* [EXERCISE]: Take every line from the listing below that contains "type".

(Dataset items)
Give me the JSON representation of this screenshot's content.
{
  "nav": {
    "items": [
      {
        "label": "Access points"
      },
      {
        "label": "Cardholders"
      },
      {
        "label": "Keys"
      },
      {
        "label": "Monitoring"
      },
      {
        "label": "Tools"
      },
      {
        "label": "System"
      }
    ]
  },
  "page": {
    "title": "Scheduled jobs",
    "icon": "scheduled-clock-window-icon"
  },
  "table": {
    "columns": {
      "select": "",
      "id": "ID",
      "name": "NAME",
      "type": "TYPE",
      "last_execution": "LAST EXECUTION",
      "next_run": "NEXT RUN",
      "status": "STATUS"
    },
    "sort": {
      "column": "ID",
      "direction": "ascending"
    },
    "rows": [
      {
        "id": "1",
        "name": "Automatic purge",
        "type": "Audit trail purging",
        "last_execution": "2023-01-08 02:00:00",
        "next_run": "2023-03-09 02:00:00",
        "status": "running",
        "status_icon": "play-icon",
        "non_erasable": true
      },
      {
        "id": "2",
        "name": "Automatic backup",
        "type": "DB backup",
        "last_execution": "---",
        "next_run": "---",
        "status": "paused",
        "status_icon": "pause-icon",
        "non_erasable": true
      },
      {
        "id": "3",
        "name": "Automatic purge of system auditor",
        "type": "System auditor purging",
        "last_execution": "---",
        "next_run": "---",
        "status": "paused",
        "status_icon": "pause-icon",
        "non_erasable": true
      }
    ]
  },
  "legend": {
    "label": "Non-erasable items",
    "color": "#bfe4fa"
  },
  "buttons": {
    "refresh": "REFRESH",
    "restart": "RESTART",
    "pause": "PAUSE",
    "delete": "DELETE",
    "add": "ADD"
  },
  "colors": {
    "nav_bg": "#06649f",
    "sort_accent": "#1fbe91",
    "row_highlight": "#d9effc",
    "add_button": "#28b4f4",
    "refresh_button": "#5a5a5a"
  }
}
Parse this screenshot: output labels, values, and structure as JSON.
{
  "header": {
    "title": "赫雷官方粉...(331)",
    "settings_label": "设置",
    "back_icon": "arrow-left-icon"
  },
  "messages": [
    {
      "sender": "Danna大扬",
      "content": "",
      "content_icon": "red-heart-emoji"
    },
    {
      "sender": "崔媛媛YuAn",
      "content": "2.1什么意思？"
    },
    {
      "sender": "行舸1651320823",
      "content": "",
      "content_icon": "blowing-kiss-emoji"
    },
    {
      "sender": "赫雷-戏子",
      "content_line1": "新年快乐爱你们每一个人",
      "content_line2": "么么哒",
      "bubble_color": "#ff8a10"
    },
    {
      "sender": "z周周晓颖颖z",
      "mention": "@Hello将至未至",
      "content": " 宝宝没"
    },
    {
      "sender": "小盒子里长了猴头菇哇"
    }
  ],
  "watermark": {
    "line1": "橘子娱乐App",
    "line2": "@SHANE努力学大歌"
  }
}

* [THE SOLUTION]:
      "type": "TYPE",
        "type": "Audit trail purging",
        "type": "DB backup",
        "type": "System auditor purging",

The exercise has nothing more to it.